[Stored entries]

··········

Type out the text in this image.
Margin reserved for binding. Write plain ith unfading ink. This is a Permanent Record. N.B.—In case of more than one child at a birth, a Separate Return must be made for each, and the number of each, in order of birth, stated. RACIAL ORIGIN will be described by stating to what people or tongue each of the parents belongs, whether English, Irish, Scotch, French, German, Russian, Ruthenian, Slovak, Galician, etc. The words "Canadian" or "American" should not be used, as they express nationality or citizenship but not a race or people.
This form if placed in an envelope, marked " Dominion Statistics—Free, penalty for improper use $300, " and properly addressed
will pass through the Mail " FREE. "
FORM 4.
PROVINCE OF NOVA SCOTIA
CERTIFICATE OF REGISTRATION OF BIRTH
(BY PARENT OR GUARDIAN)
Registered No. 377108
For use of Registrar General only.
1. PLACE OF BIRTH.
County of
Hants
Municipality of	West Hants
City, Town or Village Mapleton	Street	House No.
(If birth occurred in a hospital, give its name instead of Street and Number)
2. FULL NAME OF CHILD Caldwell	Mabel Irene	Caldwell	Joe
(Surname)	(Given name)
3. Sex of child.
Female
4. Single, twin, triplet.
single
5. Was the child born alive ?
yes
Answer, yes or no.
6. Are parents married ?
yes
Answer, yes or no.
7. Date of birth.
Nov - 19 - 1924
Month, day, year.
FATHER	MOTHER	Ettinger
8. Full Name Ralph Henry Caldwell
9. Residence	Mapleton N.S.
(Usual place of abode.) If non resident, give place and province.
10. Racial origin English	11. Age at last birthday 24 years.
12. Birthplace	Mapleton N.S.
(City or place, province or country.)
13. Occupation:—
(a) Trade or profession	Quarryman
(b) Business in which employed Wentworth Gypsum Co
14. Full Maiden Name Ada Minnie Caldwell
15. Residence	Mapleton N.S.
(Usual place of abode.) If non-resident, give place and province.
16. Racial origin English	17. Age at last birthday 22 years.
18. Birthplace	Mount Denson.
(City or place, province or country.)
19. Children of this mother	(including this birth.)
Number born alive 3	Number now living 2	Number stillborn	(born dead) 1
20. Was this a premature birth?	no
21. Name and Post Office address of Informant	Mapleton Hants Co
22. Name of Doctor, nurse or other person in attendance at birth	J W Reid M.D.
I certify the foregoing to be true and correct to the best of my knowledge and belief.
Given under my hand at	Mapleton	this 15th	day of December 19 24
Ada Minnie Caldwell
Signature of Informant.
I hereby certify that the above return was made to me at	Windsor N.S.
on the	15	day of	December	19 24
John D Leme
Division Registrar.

··········

• **What you should do**
List the lines of the entries that include "born".

• **Finished exercise**
5. Was the child born alive ?
Number born alive 3	Number now living 2	Number stillborn	(born dead) 1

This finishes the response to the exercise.